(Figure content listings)
=======

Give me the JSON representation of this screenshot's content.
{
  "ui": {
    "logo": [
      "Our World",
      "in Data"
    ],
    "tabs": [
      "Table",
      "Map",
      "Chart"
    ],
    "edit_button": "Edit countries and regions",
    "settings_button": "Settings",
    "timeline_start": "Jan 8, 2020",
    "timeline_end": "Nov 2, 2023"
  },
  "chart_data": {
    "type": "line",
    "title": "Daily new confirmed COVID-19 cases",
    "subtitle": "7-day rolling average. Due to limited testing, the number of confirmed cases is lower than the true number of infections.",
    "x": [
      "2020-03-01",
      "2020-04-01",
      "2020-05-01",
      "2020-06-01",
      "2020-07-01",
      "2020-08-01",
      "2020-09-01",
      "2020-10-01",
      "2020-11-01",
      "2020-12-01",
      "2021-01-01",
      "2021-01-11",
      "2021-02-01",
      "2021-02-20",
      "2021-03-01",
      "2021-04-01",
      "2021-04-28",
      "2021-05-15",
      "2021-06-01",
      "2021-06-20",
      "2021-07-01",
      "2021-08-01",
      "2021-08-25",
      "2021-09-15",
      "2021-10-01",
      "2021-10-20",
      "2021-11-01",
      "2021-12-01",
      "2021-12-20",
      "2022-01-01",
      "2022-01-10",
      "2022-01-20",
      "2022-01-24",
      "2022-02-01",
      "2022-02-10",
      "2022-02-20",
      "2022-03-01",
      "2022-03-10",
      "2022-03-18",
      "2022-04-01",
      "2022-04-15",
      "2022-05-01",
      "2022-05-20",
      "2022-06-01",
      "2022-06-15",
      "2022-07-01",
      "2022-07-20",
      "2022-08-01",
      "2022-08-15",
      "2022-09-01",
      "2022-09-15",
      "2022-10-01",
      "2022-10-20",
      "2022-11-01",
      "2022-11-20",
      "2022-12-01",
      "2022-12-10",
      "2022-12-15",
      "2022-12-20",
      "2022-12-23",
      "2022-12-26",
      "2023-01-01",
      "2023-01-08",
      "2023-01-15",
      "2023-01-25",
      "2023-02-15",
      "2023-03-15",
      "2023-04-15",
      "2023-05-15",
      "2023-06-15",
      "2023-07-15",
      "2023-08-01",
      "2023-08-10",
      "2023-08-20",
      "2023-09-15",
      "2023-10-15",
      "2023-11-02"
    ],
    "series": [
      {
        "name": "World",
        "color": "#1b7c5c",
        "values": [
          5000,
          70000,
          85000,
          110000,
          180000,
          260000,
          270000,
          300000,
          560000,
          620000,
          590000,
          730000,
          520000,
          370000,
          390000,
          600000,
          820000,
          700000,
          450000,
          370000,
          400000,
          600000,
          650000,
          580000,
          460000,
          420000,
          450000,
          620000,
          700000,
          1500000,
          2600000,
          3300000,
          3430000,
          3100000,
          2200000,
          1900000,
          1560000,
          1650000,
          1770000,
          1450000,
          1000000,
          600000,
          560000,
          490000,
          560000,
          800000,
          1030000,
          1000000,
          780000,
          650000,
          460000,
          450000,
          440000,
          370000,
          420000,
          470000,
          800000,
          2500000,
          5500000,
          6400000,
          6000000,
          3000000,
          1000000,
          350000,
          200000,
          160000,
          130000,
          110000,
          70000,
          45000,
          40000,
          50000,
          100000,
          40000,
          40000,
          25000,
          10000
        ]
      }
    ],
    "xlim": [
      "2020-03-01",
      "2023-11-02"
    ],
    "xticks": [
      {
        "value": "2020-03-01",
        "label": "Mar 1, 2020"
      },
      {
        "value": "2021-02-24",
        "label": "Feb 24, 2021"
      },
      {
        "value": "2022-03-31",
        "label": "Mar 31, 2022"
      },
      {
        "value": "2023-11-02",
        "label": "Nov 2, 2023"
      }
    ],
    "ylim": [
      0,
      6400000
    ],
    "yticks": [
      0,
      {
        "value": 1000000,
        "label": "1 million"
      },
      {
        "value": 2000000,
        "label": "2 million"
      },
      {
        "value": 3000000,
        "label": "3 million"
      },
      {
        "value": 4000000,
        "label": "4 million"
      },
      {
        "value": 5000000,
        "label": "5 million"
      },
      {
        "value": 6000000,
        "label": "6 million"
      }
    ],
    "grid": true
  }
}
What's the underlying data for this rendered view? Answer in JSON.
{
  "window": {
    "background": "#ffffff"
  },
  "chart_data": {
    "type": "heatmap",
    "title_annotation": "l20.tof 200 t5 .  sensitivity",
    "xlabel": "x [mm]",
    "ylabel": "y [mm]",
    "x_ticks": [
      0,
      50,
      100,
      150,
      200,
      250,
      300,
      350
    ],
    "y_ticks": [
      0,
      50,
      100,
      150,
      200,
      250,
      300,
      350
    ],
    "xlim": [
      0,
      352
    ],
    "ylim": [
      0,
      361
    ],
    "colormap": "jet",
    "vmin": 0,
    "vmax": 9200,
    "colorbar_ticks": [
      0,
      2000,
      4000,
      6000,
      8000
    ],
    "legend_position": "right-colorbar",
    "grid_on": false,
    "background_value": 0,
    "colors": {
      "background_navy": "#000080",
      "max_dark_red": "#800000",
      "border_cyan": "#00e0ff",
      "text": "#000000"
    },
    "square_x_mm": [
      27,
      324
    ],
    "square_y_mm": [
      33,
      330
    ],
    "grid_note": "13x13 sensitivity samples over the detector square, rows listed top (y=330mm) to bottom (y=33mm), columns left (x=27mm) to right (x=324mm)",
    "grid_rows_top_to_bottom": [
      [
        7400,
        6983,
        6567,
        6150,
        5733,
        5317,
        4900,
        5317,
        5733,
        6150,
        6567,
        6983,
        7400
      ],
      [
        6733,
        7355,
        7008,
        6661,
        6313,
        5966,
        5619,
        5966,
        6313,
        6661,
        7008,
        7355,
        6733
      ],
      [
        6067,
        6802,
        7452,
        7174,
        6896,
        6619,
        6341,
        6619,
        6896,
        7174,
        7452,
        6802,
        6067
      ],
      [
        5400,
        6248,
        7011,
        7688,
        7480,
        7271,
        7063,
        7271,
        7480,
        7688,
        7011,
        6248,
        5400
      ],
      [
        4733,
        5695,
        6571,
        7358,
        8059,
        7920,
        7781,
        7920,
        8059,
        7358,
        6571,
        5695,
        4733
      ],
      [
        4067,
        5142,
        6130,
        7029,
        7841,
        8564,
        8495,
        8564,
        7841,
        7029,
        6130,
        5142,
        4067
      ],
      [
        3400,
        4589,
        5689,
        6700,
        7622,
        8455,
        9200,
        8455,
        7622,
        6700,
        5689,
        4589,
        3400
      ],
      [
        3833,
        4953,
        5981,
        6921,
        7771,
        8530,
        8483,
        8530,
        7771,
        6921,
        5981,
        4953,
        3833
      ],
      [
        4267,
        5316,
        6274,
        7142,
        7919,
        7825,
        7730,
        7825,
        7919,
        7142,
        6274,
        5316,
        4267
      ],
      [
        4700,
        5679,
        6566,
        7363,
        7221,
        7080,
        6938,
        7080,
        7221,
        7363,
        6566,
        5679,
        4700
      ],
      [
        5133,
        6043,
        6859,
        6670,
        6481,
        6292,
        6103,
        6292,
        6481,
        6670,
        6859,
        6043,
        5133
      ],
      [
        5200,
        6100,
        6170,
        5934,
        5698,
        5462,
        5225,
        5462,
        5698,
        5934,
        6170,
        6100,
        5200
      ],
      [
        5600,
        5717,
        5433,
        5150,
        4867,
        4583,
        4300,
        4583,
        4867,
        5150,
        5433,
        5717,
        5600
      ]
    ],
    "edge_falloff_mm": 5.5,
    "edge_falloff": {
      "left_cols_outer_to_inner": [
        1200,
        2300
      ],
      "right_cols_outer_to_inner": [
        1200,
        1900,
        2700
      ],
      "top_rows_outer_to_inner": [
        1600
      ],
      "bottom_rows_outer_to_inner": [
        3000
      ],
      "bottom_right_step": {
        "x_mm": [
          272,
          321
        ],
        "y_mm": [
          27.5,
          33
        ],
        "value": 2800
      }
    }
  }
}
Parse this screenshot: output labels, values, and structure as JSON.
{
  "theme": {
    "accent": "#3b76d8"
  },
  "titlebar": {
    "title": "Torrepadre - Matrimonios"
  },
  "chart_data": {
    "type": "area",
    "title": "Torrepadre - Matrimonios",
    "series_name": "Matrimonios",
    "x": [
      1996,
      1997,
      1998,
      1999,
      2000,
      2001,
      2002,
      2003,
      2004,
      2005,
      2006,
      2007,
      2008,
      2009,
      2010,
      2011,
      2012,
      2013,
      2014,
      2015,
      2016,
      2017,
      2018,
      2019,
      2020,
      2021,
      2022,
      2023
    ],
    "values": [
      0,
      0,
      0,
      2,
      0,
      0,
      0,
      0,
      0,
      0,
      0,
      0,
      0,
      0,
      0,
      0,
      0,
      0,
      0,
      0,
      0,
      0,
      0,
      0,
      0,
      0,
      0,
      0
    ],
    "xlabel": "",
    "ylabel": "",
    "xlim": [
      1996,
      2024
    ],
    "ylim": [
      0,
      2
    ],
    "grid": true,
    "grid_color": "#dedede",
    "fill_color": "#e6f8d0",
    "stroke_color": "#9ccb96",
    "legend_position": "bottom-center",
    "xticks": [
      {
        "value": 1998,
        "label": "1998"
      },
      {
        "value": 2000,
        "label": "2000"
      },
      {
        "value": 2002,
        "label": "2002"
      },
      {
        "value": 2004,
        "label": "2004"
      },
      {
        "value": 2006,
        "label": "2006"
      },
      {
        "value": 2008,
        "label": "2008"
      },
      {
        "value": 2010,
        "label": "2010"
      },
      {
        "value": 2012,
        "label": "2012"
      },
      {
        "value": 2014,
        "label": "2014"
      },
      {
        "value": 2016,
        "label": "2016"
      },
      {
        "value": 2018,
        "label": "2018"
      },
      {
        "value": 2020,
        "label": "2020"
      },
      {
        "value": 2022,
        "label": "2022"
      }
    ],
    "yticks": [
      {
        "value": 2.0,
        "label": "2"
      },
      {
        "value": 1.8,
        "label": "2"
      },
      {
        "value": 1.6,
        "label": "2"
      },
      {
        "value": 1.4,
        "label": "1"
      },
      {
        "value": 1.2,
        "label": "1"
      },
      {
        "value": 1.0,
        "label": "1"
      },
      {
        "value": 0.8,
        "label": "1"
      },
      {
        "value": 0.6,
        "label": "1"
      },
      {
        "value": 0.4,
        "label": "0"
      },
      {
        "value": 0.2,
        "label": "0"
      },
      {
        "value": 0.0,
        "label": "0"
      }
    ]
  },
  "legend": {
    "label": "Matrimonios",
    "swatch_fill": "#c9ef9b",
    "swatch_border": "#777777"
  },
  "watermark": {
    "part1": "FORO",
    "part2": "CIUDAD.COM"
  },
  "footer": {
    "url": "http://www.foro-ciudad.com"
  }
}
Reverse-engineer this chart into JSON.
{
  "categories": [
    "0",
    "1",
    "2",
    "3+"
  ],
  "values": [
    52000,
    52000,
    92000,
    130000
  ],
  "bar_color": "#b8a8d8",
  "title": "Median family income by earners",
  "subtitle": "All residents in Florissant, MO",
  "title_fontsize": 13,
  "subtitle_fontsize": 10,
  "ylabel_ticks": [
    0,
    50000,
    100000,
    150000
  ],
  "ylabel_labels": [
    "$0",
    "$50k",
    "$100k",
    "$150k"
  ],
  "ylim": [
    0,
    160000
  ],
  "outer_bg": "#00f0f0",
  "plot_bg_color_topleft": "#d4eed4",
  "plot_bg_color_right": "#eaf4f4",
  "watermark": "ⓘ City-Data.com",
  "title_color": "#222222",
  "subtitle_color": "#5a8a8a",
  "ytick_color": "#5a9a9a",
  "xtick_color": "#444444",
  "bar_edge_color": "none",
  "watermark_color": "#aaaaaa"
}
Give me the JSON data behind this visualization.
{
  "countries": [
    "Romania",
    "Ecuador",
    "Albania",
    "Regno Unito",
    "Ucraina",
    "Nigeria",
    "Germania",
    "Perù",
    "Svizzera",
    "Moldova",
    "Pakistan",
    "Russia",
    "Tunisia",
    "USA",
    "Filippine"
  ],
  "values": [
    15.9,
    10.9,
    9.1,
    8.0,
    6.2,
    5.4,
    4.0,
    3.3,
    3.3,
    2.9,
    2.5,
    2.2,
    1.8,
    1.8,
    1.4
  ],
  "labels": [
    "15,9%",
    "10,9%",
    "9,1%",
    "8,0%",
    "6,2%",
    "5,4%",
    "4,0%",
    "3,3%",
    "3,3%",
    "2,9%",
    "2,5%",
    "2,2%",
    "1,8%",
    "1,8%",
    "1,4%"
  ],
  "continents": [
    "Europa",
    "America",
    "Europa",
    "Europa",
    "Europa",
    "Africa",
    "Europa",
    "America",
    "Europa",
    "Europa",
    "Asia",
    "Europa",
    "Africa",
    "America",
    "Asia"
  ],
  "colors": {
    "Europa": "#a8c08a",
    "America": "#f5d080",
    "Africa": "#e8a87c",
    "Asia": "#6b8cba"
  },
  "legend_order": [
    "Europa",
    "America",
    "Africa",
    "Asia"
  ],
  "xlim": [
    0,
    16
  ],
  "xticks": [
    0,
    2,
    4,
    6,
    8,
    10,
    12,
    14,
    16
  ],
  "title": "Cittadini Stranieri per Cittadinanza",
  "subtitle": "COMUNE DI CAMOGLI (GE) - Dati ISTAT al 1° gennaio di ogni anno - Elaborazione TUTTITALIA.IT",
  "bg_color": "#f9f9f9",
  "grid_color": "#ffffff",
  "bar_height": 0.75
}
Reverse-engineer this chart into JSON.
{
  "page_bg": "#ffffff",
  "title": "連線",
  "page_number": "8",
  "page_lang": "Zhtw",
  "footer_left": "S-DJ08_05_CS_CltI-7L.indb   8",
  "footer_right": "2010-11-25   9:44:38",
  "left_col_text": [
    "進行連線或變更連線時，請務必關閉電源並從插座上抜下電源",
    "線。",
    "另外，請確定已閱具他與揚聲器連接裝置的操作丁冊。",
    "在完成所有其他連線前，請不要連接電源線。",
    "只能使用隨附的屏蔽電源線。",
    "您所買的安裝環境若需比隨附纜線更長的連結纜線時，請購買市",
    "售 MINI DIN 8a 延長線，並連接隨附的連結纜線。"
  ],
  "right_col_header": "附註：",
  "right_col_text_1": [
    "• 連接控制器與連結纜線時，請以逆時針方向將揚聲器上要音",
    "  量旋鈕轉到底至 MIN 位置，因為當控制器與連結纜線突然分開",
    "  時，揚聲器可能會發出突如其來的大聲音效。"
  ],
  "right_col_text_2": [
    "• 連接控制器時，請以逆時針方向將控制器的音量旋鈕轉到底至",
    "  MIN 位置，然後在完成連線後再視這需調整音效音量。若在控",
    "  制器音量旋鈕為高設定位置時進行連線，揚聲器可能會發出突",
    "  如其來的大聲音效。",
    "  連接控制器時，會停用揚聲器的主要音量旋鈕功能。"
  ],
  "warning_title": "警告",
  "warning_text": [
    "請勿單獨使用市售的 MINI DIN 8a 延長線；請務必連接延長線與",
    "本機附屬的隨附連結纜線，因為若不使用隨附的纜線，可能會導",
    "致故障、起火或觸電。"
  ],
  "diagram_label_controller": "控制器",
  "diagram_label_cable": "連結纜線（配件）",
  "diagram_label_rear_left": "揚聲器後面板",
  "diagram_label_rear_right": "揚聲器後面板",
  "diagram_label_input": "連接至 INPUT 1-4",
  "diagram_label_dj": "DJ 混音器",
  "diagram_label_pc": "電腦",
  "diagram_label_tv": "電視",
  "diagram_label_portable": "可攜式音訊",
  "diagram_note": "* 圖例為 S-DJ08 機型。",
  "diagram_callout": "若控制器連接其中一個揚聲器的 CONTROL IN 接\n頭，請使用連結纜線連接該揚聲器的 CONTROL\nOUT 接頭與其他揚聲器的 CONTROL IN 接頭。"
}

=======

• THE TASK: In the listing, find all lines with the string "揚聲器後面板" and copy them.

• TASK RESULT:
  "diagram_label_rear_left": "揚聲器後面板",
  "diagram_label_rear_right": "揚聲器後面板",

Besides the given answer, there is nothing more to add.